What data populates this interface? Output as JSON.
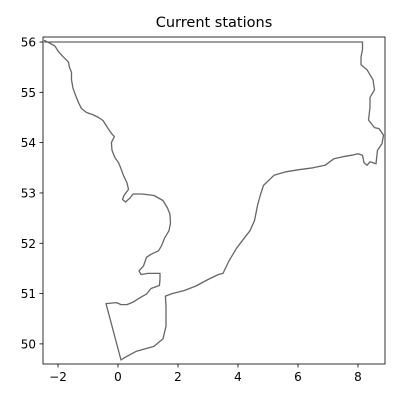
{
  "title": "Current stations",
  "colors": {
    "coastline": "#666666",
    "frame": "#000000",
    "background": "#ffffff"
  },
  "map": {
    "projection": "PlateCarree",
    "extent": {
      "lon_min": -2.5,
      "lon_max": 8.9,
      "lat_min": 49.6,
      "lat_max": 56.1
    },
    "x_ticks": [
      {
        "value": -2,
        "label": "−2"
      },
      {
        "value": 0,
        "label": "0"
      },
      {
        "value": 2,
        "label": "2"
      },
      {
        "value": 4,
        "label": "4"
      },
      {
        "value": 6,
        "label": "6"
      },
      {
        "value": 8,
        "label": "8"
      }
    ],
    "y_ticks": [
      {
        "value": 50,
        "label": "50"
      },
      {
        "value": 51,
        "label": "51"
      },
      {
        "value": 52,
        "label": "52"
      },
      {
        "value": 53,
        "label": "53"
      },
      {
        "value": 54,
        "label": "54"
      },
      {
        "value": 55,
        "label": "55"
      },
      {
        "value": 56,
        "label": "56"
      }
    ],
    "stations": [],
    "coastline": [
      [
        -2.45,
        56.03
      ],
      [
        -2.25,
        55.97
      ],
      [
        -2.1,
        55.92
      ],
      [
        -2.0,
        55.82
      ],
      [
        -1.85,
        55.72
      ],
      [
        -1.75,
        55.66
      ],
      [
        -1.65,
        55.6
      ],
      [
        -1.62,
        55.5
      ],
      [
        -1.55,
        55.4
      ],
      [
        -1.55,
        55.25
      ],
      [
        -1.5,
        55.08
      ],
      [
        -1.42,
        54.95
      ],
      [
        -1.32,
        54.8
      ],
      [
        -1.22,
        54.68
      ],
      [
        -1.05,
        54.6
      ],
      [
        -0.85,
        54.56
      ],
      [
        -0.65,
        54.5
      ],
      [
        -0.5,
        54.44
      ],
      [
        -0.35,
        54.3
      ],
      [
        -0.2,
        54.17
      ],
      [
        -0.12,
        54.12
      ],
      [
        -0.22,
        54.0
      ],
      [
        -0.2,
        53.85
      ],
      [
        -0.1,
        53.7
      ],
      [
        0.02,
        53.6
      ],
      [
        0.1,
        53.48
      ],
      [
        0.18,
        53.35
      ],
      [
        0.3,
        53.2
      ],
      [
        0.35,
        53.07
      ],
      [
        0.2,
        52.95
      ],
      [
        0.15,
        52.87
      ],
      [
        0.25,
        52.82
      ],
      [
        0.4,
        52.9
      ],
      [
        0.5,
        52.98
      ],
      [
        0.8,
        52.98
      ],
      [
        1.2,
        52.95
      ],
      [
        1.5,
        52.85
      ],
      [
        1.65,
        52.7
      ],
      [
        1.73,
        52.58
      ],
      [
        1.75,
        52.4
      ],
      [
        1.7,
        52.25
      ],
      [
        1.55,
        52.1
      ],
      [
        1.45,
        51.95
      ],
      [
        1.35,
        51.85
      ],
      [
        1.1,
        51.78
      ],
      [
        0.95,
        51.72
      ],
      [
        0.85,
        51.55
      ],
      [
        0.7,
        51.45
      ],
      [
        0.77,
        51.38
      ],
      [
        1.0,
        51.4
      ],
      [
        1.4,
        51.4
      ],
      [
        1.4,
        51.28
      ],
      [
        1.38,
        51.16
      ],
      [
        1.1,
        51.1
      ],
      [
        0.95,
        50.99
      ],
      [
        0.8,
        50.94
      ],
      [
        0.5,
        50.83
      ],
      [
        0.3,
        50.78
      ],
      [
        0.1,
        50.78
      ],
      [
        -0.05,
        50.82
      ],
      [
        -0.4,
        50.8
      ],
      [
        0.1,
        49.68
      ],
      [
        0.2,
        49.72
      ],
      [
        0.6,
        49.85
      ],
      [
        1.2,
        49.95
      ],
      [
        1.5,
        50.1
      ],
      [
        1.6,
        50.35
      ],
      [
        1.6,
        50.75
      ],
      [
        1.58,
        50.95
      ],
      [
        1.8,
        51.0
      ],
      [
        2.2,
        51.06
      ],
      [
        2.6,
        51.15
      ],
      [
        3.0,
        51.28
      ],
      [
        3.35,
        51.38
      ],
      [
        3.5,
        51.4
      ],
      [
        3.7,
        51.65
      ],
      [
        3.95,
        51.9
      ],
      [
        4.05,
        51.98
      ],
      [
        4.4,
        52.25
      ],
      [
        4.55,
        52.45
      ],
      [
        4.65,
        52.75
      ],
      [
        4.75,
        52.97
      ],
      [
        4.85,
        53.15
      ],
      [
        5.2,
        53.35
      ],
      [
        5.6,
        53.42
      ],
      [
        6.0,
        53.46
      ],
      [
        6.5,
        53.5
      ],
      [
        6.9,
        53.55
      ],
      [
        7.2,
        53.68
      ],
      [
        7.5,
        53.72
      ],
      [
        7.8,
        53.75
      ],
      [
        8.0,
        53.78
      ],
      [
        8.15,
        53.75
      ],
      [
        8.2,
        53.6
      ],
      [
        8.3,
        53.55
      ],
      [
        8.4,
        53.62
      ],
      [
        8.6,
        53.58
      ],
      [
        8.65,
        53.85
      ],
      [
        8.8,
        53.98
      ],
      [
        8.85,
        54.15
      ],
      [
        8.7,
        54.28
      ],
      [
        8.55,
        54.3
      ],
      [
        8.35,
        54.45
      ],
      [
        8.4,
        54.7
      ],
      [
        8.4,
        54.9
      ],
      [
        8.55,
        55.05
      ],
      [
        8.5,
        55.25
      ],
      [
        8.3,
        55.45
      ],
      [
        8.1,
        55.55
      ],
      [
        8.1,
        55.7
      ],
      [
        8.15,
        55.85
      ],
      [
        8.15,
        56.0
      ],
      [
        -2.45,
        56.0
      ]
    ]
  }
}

Exercise task. Quote the data exactly, leaving every image out of the copy.

Complete response.
What data populates this interface? Output as JSON.
{
  "title": "Current stations",
  "colors": {
    "coastline": "#666666",
    "frame": "#000000",
    "background": "#ffffff"
  },
  "map": {
    "projection": "PlateCarree",
    "extent": {
      "lon_min": -2.5,
      "lon_max": 8.9,
      "lat_min": 49.6,
      "lat_max": 56.1
    },
    "x_ticks": [
      {
        "value": -2,
        "label": "−2"
      },
      {
        "value": 0,
        "label": "0"
      },
      {
        "value": 2,
        "label": "2"
      },
      {
        "value": 4,
        "label": "4"
      },
      {
        "value": 6,
        "label": "6"
      },
      {
        "value": 8,
        "label": "8"
      }
    ],
    "y_ticks": [
      {
        "value": 50,
        "label": "50"
      },
      {
        "value": 51,
        "label": "51"
      },
      {
        "value": 52,
        "label": "52"
      },
      {
        "value": 53,
        "label": "53"
      },
      {
        "value": 54,
        "label": "54"
      },
      {
        "value": 55,
        "label": "55"
      },
      {
        "value": 56,
        "label": "56"
      }
    ],
    "stations": [],
    "coastline": [
      [
        -2.45,
        56.03
      ],
      [
        -2.25,
        55.97
      ],
      [
        -2.1,
        55.92
      ],
      [
        -2.0,
        55.82
      ],
      [
        -1.85,
        55.72
      ],
      [
        -1.75,
        55.66
      ],
      [
        -1.65,
        55.6
      ],
      [
        -1.62,
        55.5
      ],
      [
        -1.55,
        55.4
      ],
      [
        -1.55,
        55.25
      ],
      [
        -1.5,
        55.08
      ],
      [
        -1.42,
        54.95
      ],
      [
        -1.32,
        54.8
      ],
      [
        -1.22,
        54.68
      ],
      [
        -1.05,
        54.6
      ],
      [
        -0.85,
        54.56
      ],
      [
        -0.65,
        54.5
      ],
      [
        -0.5,
        54.44
      ],
      [
        -0.35,
        54.3
      ],
      [
        -0.2,
        54.17
      ],
      [
        -0.12,
        54.12
      ],
      [
        -0.22,
        54.0
      ],
      [
        -0.2,
        53.85
      ],
      [
        -0.1,
        53.7
      ],
      [
        0.02,
        53.6
      ],
      [
        0.1,
        53.48
      ],
      [
        0.18,
        53.35
      ],
      [
        0.3,
        53.2
      ],
      [
        0.35,
        53.07
      ],
      [
        0.2,
        52.95
      ],
      [
        0.15,
        52.87
      ],
      [
        0.25,
        52.82
      ],
      [
        0.4,
        52.9
      ],
      [
        0.5,
        52.98
      ],
      [
        0.8,
        52.98
      ],
      [
        1.2,
        52.95
      ],
      [
        1.5,
        52.85
      ],
      [
        1.65,
        52.7
      ],
      [
        1.73,
        52.58
      ],
      [
        1.75,
        52.4
      ],
      [
        1.7,
        52.25
      ],
      [
        1.55,
        52.1
      ],
      [
        1.45,
        51.95
      ],
      [
        1.35,
        51.85
      ],
      [
        1.1,
        51.78
      ],
      [
        0.95,
        51.72
      ],
      [
        0.85,
        51.55
      ],
      [
        0.7,
        51.45
      ],
      [
        0.77,
        51.38
      ],
      [
        1.0,
        51.4
      ],
      [
        1.4,
        51.4
      ],
      [
        1.4,
        51.28
      ],
      [
        1.38,
        51.16
      ],
      [
        1.1,
        51.1
      ],
      [
        0.95,
        50.99
      ],
      [
        0.8,
        50.94
      ],
      [
        0.5,
        50.83
      ],
      [
        0.3,
        50.78
      ],
      [
        0.1,
        50.78
      ],
      [
        -0.05,
        50.82
      ],
      [
        -0.4,
        50.8
      ],
      [
        0.1,
        49.68
      ],
      [
        0.2,
        49.72
      ],
      [
        0.6,
        49.85
      ],
      [
        1.2,
        49.95
      ],
      [
        1.5,
        50.1
      ],
      [
        1.6,
        50.35
      ],
      [
        1.6,
        50.75
      ],
      [
        1.58,
        50.95
      ],
      [
        1.8,
        51.0
      ],
      [
        2.2,
        51.06
      ],
      [
        2.6,
        51.15
      ],
      [
        3.0,
        51.28
      ],
      [
        3.35,
        51.38
      ],
      [
        3.5,
        51.4
      ],
      [
        3.7,
        51.65
      ],
      [
        3.95,
        51.9
      ],
      [
        4.05,
        51.98
      ],
      [
        4.4,
        52.25
      ],
      [
        4.55,
        52.45
      ],
      [
        4.65,
        52.75
      ],
      [
        4.75,
        52.97
      ],
      [
        4.85,
        53.15
      ],
      [
        5.2,
        53.35
      ],
      [
        5.6,
        53.42
      ],
      [
        6.0,
        53.46
      ],
      [
        6.5,
        53.5
      ],
      [
        6.9,
        53.55
      ],
      [
        7.2,
        53.68
      ],
      [
        7.5,
        53.72
      ],
      [
        7.8,
        53.75
      ],
      [
        8.0,
        53.78
      ],
      [
        8.15,
        53.75
      ],
      [
        8.2,
        53.6
      ],
      [
        8.3,
        53.55
      ],
      [
        8.4,
        53.62
      ],
      [
        8.6,
        53.58
      ],
      [
        8.65,
        53.85
      ],
      [
        8.8,
        53.98
      ],
      [
        8.85,
        54.15
      ],
      [
        8.7,
        54.28
      ],
      [
        8.55,
        54.3
      ],
      [
        8.35,
        54.45
      ],
      [
        8.4,
        54.7
      ],
      [
        8.4,
        54.9
      ],
      [
        8.55,
        55.05
      ],
      [
        8.5,
        55.25
      ],
      [
        8.3,
        55.45
      ],
      [
        8.1,
        55.55
      ],
      [
        8.1,
        55.7
      ],
      [
        8.15,
        55.85
      ],
      [
        8.15,
        56.0
      ],
      [
        -2.45,
        56.0
      ]
    ]
  }
}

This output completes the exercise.